■ **Requirement**
Every entry needs to be reproduced exactly.

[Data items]
------

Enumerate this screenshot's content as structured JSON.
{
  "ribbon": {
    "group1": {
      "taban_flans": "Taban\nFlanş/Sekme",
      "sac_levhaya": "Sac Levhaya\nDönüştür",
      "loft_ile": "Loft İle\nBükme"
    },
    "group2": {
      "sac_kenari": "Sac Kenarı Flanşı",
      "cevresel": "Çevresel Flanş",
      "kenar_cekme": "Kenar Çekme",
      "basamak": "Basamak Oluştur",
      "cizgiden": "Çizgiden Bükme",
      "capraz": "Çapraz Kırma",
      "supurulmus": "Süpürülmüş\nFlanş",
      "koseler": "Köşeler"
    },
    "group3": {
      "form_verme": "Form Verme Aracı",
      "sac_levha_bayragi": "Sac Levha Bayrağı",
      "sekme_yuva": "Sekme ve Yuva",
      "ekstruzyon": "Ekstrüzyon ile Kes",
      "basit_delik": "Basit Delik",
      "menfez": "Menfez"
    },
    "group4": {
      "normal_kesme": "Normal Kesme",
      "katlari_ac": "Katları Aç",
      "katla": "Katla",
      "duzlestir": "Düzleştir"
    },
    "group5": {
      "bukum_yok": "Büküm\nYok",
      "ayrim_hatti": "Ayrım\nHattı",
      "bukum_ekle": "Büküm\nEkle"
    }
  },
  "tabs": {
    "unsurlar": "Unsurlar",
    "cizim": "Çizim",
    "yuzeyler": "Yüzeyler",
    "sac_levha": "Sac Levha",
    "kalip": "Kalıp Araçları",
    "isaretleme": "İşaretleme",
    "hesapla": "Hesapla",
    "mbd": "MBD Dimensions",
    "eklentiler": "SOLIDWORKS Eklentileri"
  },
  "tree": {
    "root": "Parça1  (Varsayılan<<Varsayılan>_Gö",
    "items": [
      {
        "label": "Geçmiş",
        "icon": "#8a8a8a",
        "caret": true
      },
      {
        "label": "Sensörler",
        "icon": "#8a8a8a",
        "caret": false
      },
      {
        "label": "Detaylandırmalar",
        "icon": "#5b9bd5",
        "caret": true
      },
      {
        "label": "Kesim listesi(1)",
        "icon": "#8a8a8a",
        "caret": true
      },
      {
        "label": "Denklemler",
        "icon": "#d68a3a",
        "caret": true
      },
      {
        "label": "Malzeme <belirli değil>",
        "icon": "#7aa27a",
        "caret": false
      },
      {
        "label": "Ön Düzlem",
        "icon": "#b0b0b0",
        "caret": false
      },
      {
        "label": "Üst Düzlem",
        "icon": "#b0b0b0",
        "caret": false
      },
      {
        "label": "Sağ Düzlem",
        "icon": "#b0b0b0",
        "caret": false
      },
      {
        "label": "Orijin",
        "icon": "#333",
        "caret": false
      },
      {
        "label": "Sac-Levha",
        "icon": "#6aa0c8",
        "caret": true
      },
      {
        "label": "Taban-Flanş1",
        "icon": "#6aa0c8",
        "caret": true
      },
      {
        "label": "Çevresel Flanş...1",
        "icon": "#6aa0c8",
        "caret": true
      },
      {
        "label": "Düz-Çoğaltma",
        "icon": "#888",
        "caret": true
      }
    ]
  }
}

------

■ **Solution for this task**
Enumerate this screenshot's content as structured JSON.
{
  "ribbon": {
    "group1": {
      "taban_flans": "Taban\nFlanş/Sekme",
      "sac_levhaya": "Sac Levhaya\nDönüştür",
      "loft_ile": "Loft İle\nBükme"
    },
    "group2": {
      "sac_kenari": "Sac Kenarı Flanşı",
      "cevresel": "Çevresel Flanş",
      "kenar_cekme": "Kenar Çekme",
      "basamak": "Basamak Oluştur",
      "cizgiden": "Çizgiden Bükme",
      "capraz": "Çapraz Kırma",
      "supurulmus": "Süpürülmüş\nFlanş",
      "koseler": "Köşeler"
    },
    "group3": {
      "form_verme": "Form Verme Aracı",
      "sac_levha_bayragi": "Sac Levha Bayrağı",
      "sekme_yuva": "Sekme ve Yuva",
      "ekstruzyon": "Ekstrüzyon ile Kes",
      "basit_delik": "Basit Delik",
      "menfez": "Menfez"
    },
    "group4": {
      "normal_kesme": "Normal Kesme",
      "katlari_ac": "Katları Aç",
      "katla": "Katla",
      "duzlestir": "Düzleştir"
    },
    "group5": {
      "bukum_yok": "Büküm\nYok",
      "ayrim_hatti": "Ayrım\nHattı",
      "bukum_ekle": "Büküm\nEkle"
    }
  },
  "tabs": {
    "unsurlar": "Unsurlar",
    "cizim": "Çizim",
    "yuzeyler": "Yüzeyler",
    "sac_levha": "Sac Levha",
    "kalip": "Kalıp Araçları",
    "isaretleme": "İşaretleme",
    "hesapla": "Hesapla",
    "mbd": "MBD Dimensions",
    "eklentiler": "SOLIDWORKS Eklentileri"
  },
  "tree": {
    "root": "Parça1  (Varsayılan<<Varsayılan>_Gö",
    "items": [
      {
        "label": "Geçmiş",
        "icon": "#8a8a8a",
        "caret": true
      },
      {
        "label": "Sensörler",
        "icon": "#8a8a8a",
        "caret": false
      },
      {
        "label": "Detaylandırmalar",
        "icon": "#5b9bd5",
        "caret": true
      },
      {
        "label": "Kesim listesi(1)",
        "icon": "#8a8a8a",
        "caret": true
      },
      {
        "label": "Denklemler",
        "icon": "#d68a3a",
        "caret": true
      },
      {
        "label": "Malzeme <belirli değil>",
        "icon": "#7aa27a",
        "caret": false
      },
      {
        "label": "Ön Düzlem",
        "icon": "#b0b0b0",
        "caret": false
      },
      {
        "label": "Üst Düzlem",
        "icon": "#b0b0b0",
        "caret": false
      },
      {
        "label": "Sağ Düzlem",
        "icon": "#b0b0b0",
        "caret": false
      },
      {
        "label": "Orijin",
        "icon": "#333",
        "caret": false
      },
      {
        "label": "Sac-Levha",
        "icon": "#6aa0c8",
        "caret": true
      },
      {
        "label": "Taban-Flanş1",
        "icon": "#6aa0c8",
        "caret": true
      },
      {
        "label": "Çevresel Flanş...1",
        "icon": "#6aa0c8",
        "caret": true
      },
      {
        "label": "Düz-Çoğaltma",
        "icon": "#888",
        "caret": true
      }
    ]
  }
}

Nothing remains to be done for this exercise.